**REQUIRED ACTIONS**
1. In the crockpot Mexican chicken recipe, how long can the cooled chicken be kept in the freezer?
2. Continue the crockpot Mexican chicken recipe from its last sentence.
:: TEXT SEGMENT
How to Make this Crockpot Mexican Chicken Recipe
STEP 1: Place the chicken, black beans, corn, and salsa into the crockpot. Top with cream cheese.
STEP 2: Cover and cook for 2.5 to 3 hours on high.
STEP 3: Remove the chicken from the slow cooker and shred. Then add it back in and stir.
STEP 4: Serve over rice or use as a tortilla filling. Feel free to top with shredded cheese if desired.
Helpful Tips and Variations
- Storing: Keep leftover Mexican chicken in a container or bag in the fridge for up to 3 days.
- Not thick enough: If this seems like it is going to be really soupy, you can leave the lid off for the last ½ hour to help thicken it.
- Freezing: Once the chicken has cooled, transfer it to a freezer-safe container or bag and freeze for up to 2 months. Reheat in the microwave or on the stovetop over low heat. You can also let it thaw overnight.
Serving Suggestions
- Serve over rice or quinoa.
- Use as a tortilla filling. When I do this, I often mix a bit of cooked rice into the chicken mixture to make it even heartier and to stretch it a bit further.
- Add lettuce for a salad bowl of sorts.
- Make nachos by layering the chicken mixture over tortilla chips and topping with cheese.
- Serve as a baked potato topping.
- Serve over toast.
- Treat it like taco meat and eat it with corn chips and lettuce.
Really, I don’t think you’ll be disappointed any way that you try it. It’s a favorite here, no matter how I serve it!
More Easy Recipes You’ll Love
- Easy Mexican Rice Bowls
- Salsa Ranch Chicken Wraps
- Easy John Wayne Casserole
- Crockpot Tamale Pie
- Instant Pot Refried Beans
Crockpot Cream Cheese Mexican Chicken
Ingredients
- 2.5 lb. boneless skinless chicken breast or thighs
- 2 15 oz. cans black beans, rinsed and drained
- 2 cups salsa
- 1 can corn, drained (opt.)
- 8 oz. cream cheese
- salt to taste
OPTIONAL INGREDIENTS
- cooked rice
- tortillas
- shredded cheese
Instructions
- Put chicken, black beans, salsa and corn into crockpot and place cream cheese on top. Cover.
- Cook on high for 2 ½ to 3 hours.
- Shred chicken (I love using my favorite kitchen scissors for this) and serve over cooked rice or use as tortilla filling. (If using as a tortilla filling, I often still use rice, but just mix it into the chicken mixture at the end of the cooking time.)
::::
:: STORED DATA
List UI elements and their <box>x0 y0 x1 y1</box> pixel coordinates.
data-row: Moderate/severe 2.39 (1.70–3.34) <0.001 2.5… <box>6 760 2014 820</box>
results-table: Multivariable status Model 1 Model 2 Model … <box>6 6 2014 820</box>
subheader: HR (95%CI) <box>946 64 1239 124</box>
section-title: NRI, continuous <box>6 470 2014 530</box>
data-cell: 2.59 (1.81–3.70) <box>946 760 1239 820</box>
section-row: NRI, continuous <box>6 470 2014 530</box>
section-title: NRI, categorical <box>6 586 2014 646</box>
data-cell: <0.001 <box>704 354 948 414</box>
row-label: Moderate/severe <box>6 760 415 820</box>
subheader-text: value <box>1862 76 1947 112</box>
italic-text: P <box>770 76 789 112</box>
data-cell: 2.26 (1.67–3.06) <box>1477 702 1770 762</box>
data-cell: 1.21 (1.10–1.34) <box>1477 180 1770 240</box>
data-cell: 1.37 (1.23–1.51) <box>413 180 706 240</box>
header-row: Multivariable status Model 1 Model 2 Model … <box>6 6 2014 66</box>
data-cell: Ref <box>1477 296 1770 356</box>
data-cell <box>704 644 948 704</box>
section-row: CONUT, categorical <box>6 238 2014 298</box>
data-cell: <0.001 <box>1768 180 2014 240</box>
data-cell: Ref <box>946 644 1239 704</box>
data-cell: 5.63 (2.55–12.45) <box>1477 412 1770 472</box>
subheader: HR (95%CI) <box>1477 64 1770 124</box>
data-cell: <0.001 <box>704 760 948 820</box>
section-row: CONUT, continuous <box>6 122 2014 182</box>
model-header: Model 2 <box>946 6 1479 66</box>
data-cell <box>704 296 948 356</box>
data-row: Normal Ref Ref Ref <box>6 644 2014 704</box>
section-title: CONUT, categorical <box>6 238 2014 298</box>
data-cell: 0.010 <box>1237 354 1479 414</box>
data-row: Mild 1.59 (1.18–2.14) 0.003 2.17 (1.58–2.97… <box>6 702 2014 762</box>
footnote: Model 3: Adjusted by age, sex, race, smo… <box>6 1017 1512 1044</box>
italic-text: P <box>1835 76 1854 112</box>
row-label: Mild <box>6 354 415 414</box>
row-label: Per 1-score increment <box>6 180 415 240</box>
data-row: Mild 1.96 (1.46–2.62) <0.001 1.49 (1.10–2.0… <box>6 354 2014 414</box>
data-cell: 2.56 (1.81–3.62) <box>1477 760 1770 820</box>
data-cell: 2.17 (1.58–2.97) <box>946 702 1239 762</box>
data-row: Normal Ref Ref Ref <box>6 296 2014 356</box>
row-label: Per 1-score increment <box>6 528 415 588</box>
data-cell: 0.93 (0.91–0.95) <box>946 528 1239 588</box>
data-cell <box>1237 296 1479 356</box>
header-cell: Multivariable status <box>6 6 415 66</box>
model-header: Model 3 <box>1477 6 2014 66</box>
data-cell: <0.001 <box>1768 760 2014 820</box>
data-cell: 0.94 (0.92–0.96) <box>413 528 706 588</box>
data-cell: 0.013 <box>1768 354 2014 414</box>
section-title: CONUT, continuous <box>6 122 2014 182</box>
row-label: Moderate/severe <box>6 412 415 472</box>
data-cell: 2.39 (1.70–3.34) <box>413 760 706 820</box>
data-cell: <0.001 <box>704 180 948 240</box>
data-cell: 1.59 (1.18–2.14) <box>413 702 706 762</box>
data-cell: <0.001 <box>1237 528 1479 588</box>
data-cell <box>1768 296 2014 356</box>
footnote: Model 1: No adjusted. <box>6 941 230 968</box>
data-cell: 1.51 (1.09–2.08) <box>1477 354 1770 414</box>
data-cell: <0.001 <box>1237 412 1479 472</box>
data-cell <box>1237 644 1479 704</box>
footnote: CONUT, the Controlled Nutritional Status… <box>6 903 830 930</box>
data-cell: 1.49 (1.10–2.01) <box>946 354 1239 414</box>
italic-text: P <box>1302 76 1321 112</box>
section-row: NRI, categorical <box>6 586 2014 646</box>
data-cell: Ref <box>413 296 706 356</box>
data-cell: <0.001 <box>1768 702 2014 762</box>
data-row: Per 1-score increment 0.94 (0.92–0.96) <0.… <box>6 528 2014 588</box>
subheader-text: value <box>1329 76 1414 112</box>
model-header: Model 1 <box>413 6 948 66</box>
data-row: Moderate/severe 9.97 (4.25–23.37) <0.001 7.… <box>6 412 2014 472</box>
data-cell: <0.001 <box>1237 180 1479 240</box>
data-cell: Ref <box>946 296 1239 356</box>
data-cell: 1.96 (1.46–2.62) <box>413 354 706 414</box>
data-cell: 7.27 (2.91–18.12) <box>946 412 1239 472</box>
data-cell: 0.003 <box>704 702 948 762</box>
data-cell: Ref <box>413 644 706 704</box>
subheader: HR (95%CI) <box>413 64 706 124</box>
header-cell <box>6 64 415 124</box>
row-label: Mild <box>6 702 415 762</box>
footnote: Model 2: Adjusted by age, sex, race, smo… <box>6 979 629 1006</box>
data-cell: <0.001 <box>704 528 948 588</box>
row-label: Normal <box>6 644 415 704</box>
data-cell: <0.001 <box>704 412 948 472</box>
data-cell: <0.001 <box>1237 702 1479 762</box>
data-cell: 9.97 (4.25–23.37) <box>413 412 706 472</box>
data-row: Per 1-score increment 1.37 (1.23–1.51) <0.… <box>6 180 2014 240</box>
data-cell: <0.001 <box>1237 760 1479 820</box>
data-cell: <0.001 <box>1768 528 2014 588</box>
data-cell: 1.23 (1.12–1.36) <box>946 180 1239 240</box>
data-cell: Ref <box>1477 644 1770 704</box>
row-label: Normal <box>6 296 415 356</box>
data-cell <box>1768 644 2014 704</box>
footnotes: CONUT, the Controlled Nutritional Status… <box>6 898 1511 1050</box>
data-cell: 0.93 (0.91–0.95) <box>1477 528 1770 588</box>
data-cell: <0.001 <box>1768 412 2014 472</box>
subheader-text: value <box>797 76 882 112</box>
::::
**TASK-BY-TASK OUTPUTS**
1. Up to 2 months.

2.
- Top with shredded cheese if desired.
carolyn
Had me at black beans and cream cheese. I would use brown rice or a mixture of the rice and quinoa. I definitely be making this soon. Glad I found this recipe!!,???
ThriftyFrugalMom
You pretty much can’t go wrong when there is cream cheese involved, can you? 🙂 And quinoa would work great for this, Carolyn! I hope you love the recipe as much as we have.
Celeste
Suggestion on something I could use to replace the salsa? We have an onion allergy in the family.
ThriftyFrugalMom
You could probably use Rotel or even just canned diced tomatoes. But if you do that, it’s going to be a lot more bland, so then you’ll probably want to add some more seasonings. I would probably just make it without any extra seasoning and then season to taste before you serve it. Hope that helps!
Stephanie
I would think if you were just using canned tomatoes that maybe a packet of taco seasoning might be a great way to add flavour?
ThriftyFrugalMom
I’m sure that would work great, Stephanie!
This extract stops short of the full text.